• EXERCISE PASSAGE
------
The Institut Supérieur de Logistique Industrielle (ISLI), or Institute for Supply Chain Excellence as it is called in English, is the Supply Chain Management academic department and research center of KEDGE Business School and located in Talence, France, in the suburb area of Bordeaux. All of its programs are accredited by the Chartered Institute of Procurement & Supply.

==History==
ISLI was founded in 1984. It was created in response to a demand by professional members of ASLOG (French Logistics Association) and ELA (European Logistics Association).

==Programs==
Depending on the education level of the applicant, ISLI offers three different programs taught either in French or English.

- MSc in Global Supply Chain Management - intended for foreign students or French students with at least a Bachelor's degree who wish to take a program taught fully in English
- Mastère Spécialisé en Global Supply Chain Management - taught fully in French and intended for French students having completed a Master's degree
- Titre Professionnel Niveau I "Manager de la Chaîne Logistique - Supply Chain Manager" - taught fully in French and intended for French students who have completed their first year of Master's or have at least completed a Bachelor's degree

==Partners==
ISLI has relationships with numerous multinational corporations as well as all major international professional associations. The Institute's partners are regularly involved in shaping the program's educational orientation and students benefit from these close links through company and factory visits, seminars, conferences and internships.

The research center maintains a network of academic partners worldwide through its international network dedicated to the exchange of best practices in Supply Chain Management.

==Alumni==
Since its inception, more than 2,200 students have graduated from ISLI. Each year, ISLI alumni and a network of almost 4,000 Supply Chain Managers relay students' skills and resumes to their companies throughout the world.

ISLI's 2013 graduate survey shows that 70% of Mastère Spécialisé graduates work in a multinational company while 31% work overseas. 85% are hired during their apprenticeship (available only to Mastère Spécialisé and Titre Professionnel Niveau I students during their final year). The survey also shows that 80% of MSc graduates join large companies while 100% work in an international position. Regardless of the program, 94% of graduates are hired before actually graduating from the Institute.

==Annual Supply Chain Forum==
Each year 300 professional speakers and participants from major corporations, who are at the forefront of their particular specialty and have been identified across the globe for their innovative approach to the Supply Chain and the ideas they have introduced into their firms, get together in Bordeaux during ISLI's Supply Chain Forum to discuss and exchange on the future of Supply Chain and share among themselves their experiences and vision.

==Publications==
The Supply Chain Forum: An International Journal, is a peer-reviewed periodical providing a broad international coverage of subjects relating to the management of the Supply Chain. This academic publication presents research papers, case studies and other articles submitted by researchers and professionals, with the website associated with the publication serving as a center for discussion among supply chain specialists.

The journal is issued quarterly, and is available online or in print. The editorial and review board includes academics from institutions and corporations throughout the world.
------
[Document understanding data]
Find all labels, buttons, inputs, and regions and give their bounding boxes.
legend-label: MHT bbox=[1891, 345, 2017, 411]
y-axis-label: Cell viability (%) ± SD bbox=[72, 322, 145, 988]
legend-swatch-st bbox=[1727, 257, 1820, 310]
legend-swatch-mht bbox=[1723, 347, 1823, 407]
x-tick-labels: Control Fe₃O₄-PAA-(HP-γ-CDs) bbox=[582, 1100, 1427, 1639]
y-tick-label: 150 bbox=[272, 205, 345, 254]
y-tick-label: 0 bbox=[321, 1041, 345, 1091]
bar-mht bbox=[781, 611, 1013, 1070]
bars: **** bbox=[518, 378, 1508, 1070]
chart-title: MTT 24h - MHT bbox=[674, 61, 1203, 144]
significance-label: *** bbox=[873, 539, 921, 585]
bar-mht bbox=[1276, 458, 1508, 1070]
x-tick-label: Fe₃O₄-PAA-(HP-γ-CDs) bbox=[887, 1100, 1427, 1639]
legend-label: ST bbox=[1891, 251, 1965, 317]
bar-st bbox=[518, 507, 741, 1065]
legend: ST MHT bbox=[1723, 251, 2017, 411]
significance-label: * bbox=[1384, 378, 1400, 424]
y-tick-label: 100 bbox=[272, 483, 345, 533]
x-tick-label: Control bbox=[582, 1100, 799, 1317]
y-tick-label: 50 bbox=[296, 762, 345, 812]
------
• EXERCISE 1
Sum up the ISLI text in two sentences.
• EXERCISE 2
Write out part of the ISLI text again, everything from "The research center" down to "companies throughout the world.".

• ANSWER BOX 1
ISLI, founded in 1984, is the Supply Chain Management academic department and research center of KEDGE Business School in Talence, France, and it offers three programs taught in either French or English. Its 2013 graduate survey shows that 94% of graduates are hired before graduating, and each year it holds a Supply Chain Forum in Bordeaux and puts out a quarterly peer-reviewed journal.

• ANSWER BOX 2
The research center maintains a network of academic partners worldwide through its international network dedicated to the exchange of best practices in Supply Chain Management.

==Alumni==
Since its inception, more than 2,200 students have graduated from ISLI. Each year, ISLI alumni and a network of almost 4,000 Supply Chain Managers relay students' skills and resumes to their companies throughout the world.